Supplied entries:
=======
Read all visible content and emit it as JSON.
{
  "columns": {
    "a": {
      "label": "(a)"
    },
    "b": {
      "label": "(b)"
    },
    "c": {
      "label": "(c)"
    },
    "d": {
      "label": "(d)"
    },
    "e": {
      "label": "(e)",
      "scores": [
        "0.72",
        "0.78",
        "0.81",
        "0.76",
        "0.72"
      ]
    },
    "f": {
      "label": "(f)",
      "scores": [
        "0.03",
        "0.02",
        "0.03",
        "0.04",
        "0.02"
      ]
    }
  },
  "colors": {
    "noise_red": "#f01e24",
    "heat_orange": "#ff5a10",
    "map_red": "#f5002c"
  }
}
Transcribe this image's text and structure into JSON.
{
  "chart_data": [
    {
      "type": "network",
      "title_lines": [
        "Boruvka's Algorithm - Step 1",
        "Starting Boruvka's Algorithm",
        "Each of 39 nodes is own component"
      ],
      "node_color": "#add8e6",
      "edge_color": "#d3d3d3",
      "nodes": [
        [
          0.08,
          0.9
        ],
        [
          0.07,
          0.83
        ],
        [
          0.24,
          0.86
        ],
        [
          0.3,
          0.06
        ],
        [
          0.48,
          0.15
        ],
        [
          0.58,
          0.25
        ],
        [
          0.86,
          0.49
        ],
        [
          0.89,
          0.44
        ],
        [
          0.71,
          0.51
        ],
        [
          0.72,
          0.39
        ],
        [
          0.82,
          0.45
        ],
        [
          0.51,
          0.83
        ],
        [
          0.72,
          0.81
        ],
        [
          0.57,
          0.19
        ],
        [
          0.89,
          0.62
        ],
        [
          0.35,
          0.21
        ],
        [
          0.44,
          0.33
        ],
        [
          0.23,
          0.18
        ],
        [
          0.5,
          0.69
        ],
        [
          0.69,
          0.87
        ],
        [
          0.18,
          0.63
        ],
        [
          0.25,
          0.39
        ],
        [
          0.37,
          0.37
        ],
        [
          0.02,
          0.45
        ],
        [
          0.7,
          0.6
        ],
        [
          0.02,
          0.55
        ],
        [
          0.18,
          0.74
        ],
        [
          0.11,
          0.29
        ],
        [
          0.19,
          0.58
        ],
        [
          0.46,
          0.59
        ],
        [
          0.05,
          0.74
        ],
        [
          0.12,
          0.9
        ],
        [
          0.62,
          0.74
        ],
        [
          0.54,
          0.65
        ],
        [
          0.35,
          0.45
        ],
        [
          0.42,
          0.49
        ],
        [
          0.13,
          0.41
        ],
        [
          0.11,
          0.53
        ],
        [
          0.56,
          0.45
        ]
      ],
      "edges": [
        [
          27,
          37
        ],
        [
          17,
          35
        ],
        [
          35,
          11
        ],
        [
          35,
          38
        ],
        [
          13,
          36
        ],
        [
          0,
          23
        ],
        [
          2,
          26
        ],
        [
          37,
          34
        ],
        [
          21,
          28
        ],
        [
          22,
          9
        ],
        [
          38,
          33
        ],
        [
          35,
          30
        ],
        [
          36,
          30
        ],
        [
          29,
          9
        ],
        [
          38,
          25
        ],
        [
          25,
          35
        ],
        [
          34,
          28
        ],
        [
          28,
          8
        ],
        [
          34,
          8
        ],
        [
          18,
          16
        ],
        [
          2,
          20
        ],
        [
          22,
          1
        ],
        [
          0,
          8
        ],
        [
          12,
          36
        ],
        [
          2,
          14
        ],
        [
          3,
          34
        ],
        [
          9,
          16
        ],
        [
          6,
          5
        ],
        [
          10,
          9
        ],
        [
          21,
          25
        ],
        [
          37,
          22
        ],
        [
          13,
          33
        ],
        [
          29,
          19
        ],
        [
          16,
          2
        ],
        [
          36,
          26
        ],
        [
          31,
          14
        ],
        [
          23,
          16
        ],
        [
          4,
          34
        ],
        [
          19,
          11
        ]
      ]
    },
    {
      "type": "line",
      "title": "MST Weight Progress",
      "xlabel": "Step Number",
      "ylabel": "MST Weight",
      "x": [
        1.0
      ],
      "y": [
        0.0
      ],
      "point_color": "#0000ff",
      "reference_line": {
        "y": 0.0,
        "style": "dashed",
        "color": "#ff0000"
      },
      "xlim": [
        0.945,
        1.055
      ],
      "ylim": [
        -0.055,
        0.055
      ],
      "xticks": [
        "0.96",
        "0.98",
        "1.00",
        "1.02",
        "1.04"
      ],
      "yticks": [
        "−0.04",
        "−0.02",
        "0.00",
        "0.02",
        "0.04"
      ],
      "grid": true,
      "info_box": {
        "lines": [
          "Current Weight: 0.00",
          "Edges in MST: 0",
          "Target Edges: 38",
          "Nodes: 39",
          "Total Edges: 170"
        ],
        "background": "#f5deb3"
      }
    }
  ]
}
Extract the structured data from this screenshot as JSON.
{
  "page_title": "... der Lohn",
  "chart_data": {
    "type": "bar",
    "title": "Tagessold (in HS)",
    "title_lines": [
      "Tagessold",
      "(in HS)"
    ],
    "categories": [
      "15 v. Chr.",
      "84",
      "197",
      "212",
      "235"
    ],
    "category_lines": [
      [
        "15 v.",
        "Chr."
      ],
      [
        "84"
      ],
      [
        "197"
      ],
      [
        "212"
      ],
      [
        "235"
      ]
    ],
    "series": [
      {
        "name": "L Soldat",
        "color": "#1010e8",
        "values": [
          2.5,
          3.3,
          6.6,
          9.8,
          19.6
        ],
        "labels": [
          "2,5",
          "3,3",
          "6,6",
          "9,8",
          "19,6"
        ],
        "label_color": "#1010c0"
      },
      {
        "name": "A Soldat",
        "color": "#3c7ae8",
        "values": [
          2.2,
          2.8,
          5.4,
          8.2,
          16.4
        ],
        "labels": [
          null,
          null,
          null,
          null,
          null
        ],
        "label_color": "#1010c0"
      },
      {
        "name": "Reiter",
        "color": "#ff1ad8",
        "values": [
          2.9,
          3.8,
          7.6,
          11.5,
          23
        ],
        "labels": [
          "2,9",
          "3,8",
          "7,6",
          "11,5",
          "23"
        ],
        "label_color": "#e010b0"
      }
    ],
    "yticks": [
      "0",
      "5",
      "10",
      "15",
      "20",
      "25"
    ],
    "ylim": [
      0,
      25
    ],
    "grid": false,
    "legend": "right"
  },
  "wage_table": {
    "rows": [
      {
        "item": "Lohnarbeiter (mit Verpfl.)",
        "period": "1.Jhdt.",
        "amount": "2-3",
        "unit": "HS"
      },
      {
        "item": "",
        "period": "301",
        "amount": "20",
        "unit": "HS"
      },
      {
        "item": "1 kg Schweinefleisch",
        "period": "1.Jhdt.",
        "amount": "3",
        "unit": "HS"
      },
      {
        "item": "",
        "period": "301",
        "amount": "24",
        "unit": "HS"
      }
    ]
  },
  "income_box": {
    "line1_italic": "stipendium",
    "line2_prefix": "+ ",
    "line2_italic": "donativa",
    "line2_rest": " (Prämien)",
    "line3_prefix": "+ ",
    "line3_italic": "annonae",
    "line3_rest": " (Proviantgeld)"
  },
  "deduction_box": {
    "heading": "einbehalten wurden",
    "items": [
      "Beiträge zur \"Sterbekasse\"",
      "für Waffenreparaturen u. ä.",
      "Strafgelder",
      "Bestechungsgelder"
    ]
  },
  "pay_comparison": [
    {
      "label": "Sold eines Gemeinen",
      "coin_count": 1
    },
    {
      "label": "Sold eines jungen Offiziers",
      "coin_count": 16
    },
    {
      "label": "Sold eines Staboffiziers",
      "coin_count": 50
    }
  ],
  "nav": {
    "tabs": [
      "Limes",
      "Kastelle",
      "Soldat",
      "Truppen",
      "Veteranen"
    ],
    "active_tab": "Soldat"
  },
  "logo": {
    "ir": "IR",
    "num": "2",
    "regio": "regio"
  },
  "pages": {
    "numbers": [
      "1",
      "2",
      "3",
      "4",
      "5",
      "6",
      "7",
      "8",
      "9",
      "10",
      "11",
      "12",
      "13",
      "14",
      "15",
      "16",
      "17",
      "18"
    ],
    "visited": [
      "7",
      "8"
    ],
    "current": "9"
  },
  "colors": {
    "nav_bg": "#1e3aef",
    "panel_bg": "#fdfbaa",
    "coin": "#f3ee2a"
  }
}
=======
Job:
Report how many lines in the records hold the word "this", giving the number and nothing else.

Answer for the task:
2